— Problem —
Reproduce each of the following rows word for word.

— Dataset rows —
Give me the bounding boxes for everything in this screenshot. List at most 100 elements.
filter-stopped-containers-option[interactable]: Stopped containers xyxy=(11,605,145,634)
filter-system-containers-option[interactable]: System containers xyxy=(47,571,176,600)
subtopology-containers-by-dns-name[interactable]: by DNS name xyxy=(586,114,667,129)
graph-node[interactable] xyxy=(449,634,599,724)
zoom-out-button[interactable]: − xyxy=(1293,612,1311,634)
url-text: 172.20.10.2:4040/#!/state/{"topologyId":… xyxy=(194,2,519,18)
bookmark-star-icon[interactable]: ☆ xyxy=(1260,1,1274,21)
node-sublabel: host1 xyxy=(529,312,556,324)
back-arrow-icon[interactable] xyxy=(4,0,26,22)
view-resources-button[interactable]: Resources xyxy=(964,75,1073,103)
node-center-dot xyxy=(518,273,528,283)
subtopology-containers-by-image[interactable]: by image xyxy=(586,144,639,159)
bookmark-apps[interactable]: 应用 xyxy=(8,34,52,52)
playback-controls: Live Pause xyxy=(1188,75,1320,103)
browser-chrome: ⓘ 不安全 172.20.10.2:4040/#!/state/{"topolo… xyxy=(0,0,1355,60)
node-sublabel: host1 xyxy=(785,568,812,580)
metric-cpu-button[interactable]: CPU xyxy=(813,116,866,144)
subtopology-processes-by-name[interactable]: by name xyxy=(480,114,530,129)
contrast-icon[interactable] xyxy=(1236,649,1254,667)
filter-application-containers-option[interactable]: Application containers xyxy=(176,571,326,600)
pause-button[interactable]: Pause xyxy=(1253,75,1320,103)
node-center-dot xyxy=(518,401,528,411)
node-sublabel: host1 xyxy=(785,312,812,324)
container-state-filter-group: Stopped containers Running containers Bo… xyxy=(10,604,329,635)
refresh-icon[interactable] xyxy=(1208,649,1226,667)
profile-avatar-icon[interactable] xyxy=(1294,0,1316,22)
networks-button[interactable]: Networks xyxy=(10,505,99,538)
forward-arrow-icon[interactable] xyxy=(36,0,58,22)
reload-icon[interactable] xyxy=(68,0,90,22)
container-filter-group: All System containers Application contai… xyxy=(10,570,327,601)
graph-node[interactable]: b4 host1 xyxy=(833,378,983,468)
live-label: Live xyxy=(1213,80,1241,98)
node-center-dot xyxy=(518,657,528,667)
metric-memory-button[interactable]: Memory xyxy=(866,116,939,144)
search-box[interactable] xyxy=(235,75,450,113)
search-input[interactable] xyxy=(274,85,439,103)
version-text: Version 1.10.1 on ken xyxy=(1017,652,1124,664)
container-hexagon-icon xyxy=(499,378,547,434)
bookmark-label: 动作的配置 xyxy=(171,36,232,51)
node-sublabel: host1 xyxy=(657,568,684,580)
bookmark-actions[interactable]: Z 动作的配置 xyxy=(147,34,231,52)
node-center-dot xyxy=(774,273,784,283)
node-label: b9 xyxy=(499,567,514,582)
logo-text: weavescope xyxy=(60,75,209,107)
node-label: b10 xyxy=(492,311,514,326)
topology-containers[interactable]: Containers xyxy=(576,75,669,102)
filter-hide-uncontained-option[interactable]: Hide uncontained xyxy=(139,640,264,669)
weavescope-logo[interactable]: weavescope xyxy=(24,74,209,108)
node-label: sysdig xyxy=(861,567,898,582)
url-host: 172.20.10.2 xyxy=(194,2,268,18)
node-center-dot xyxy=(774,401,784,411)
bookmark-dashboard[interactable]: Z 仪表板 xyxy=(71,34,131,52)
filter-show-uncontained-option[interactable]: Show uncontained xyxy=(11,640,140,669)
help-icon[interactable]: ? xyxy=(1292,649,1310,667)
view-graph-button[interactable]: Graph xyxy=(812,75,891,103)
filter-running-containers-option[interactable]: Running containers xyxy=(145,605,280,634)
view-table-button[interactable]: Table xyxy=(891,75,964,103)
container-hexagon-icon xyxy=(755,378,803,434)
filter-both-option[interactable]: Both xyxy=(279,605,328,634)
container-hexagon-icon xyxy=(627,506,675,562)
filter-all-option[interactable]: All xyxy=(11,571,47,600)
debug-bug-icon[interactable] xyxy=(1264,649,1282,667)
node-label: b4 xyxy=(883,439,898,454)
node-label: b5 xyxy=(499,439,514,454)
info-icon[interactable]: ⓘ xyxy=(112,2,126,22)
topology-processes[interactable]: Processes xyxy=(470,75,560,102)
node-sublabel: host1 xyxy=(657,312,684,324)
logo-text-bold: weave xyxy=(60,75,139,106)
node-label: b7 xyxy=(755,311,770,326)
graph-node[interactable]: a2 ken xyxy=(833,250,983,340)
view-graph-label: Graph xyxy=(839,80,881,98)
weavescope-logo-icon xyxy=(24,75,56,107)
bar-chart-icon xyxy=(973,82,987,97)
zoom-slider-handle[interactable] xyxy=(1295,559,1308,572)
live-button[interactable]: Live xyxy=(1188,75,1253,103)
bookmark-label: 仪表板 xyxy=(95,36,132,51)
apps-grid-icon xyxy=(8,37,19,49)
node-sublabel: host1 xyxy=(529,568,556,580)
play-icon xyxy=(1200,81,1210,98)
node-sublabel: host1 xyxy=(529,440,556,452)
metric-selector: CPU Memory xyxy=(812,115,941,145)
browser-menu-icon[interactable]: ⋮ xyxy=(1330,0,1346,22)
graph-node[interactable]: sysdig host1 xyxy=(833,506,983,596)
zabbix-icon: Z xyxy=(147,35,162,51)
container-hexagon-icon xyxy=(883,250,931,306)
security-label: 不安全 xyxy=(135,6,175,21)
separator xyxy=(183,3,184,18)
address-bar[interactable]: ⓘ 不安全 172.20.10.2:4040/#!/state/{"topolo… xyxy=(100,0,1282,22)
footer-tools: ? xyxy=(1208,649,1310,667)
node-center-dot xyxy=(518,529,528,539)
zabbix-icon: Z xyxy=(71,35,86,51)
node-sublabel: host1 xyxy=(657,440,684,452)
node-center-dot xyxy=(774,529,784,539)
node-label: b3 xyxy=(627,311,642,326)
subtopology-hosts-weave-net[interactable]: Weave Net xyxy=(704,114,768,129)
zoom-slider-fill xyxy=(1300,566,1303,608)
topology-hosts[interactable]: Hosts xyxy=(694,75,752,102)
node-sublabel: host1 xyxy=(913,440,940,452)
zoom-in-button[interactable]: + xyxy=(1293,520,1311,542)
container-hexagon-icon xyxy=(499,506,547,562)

— Finished task —
Give me the bounding boxes for everything in this screenshot. List at most 100 elements.
filter-stopped-containers-option[interactable]: Stopped containers xyxy=(11,605,145,634)
filter-system-containers-option[interactable]: System containers xyxy=(47,571,176,600)
subtopology-containers-by-dns-name[interactable]: by DNS name xyxy=(586,114,667,129)
graph-node[interactable] xyxy=(449,634,599,724)
zoom-out-button[interactable]: − xyxy=(1293,612,1311,634)
url-text: 172.20.10.2:4040/#!/state/{"topologyId":… xyxy=(194,2,519,18)
bookmark-star-icon[interactable]: ☆ xyxy=(1260,1,1274,21)
node-sublabel: host1 xyxy=(529,312,556,324)
back-arrow-icon[interactable] xyxy=(4,0,26,22)
view-resources-button[interactable]: Resources xyxy=(964,75,1073,103)
node-center-dot xyxy=(518,273,528,283)
subtopology-containers-by-image[interactable]: by image xyxy=(586,144,639,159)
bookmark-apps[interactable]: 应用 xyxy=(8,34,52,52)
playback-controls: Live Pause xyxy=(1188,75,1320,103)
browser-chrome: ⓘ 不安全 172.20.10.2:4040/#!/state/{"topolo… xyxy=(0,0,1355,60)
node-sublabel: host1 xyxy=(785,568,812,580)
metric-cpu-button[interactable]: CPU xyxy=(813,116,866,144)
subtopology-processes-by-name[interactable]: by name xyxy=(480,114,530,129)
contrast-icon[interactable] xyxy=(1236,649,1254,667)
filter-application-containers-option[interactable]: Application containers xyxy=(176,571,326,600)
pause-button[interactable]: Pause xyxy=(1253,75,1320,103)
node-center-dot xyxy=(518,401,528,411)
node-sublabel: host1 xyxy=(785,312,812,324)
container-state-filter-group: Stopped containers Running containers Bo… xyxy=(10,604,329,635)
refresh-icon[interactable] xyxy=(1208,649,1226,667)
profile-avatar-icon[interactable] xyxy=(1294,0,1316,22)
networks-button[interactable]: Networks xyxy=(10,505,99,538)
forward-arrow-icon[interactable] xyxy=(36,0,58,22)
reload-icon[interactable] xyxy=(68,0,90,22)
container-filter-group: All System containers Application contai… xyxy=(10,570,327,601)
graph-node[interactable]: b4 host1 xyxy=(833,378,983,468)
live-label: Live xyxy=(1213,80,1241,98)
node-center-dot xyxy=(518,657,528,667)
metric-memory-button[interactable]: Memory xyxy=(866,116,939,144)
search-box[interactable] xyxy=(235,75,450,113)
search-input[interactable] xyxy=(274,85,439,103)
version-text: Version 1.10.1 on ken xyxy=(1017,652,1124,664)
container-hexagon-icon xyxy=(499,378,547,434)
bookmark-label: 动作的配置 xyxy=(171,36,232,51)
node-sublabel: host1 xyxy=(657,568,684,580)
bookmark-actions[interactable]: Z 动作的配置 xyxy=(147,34,231,52)
node-center-dot xyxy=(774,273,784,283)
node-label: b9 xyxy=(499,567,514,582)
logo-text: weavescope xyxy=(60,75,209,107)
node-label: b10 xyxy=(492,311,514,326)
topology-containers[interactable]: Containers xyxy=(576,75,669,102)
filter-hide-uncontained-option[interactable]: Hide uncontained xyxy=(139,640,264,669)
weavescope-logo[interactable]: weavescope xyxy=(24,74,209,108)
node-label: sysdig xyxy=(861,567,898,582)
url-host: 172.20.10.2 xyxy=(194,2,268,18)
node-center-dot xyxy=(774,401,784,411)
bookmark-dashboard[interactable]: Z 仪表板 xyxy=(71,34,131,52)
filter-show-uncontained-option[interactable]: Show uncontained xyxy=(11,640,140,669)
help-icon[interactable]: ? xyxy=(1292,649,1310,667)
view-graph-button[interactable]: Graph xyxy=(812,75,891,103)
filter-running-containers-option[interactable]: Running containers xyxy=(145,605,280,634)
view-table-button[interactable]: Table xyxy=(891,75,964,103)
container-hexagon-icon xyxy=(755,378,803,434)
filter-both-option[interactable]: Both xyxy=(279,605,328,634)
container-hexagon-icon xyxy=(627,506,675,562)
filter-all-option[interactable]: All xyxy=(11,571,47,600)
debug-bug-icon[interactable] xyxy=(1264,649,1282,667)
node-label: b4 xyxy=(883,439,898,454)
node-label: b5 xyxy=(499,439,514,454)
info-icon[interactable]: ⓘ xyxy=(112,2,126,22)
topology-processes[interactable]: Processes xyxy=(470,75,560,102)
node-sublabel: host1 xyxy=(657,312,684,324)
logo-text-bold: weave xyxy=(60,75,139,106)
node-label: b7 xyxy=(755,311,770,326)
graph-node[interactable]: a2 ken xyxy=(833,250,983,340)
view-graph-label: Graph xyxy=(839,80,881,98)
weavescope-logo-icon xyxy=(24,75,56,107)
bar-chart-icon xyxy=(973,82,987,97)
zoom-slider-handle[interactable] xyxy=(1295,559,1308,572)
live-button[interactable]: Live xyxy=(1188,75,1253,103)
bookmark-label: 仪表板 xyxy=(95,36,132,51)
apps-grid-icon xyxy=(8,37,19,49)
node-sublabel: host1 xyxy=(529,568,556,580)
play-icon xyxy=(1200,81,1210,98)
node-sublabel: host1 xyxy=(529,440,556,452)
metric-selector: CPU Memory xyxy=(812,115,941,145)
browser-menu-icon[interactable]: ⋮ xyxy=(1330,0,1346,22)
graph-node[interactable]: sysdig host1 xyxy=(833,506,983,596)
zabbix-icon: Z xyxy=(147,35,162,51)
container-hexagon-icon xyxy=(883,250,931,306)
security-label: 不安全 xyxy=(135,6,175,21)
separator xyxy=(183,3,184,18)
address-bar[interactable]: ⓘ 不安全 172.20.10.2:4040/#!/state/{"topolo… xyxy=(100,0,1282,22)
footer-tools: ? xyxy=(1208,649,1310,667)
node-center-dot xyxy=(518,529,528,539)
zabbix-icon: Z xyxy=(71,35,86,51)
node-sublabel: host1 xyxy=(657,440,684,452)
node-center-dot xyxy=(774,529,784,539)
node-label: b3 xyxy=(627,311,642,326)
subtopology-hosts-weave-net[interactable]: Weave Net xyxy=(704,114,768,129)
zoom-slider-fill xyxy=(1300,566,1303,608)
topology-hosts[interactable]: Hosts xyxy=(694,75,752,102)
node-sublabel: host1 xyxy=(913,440,940,452)
zoom-in-button[interactable]: + xyxy=(1293,520,1311,542)
container-hexagon-icon xyxy=(499,506,547,562)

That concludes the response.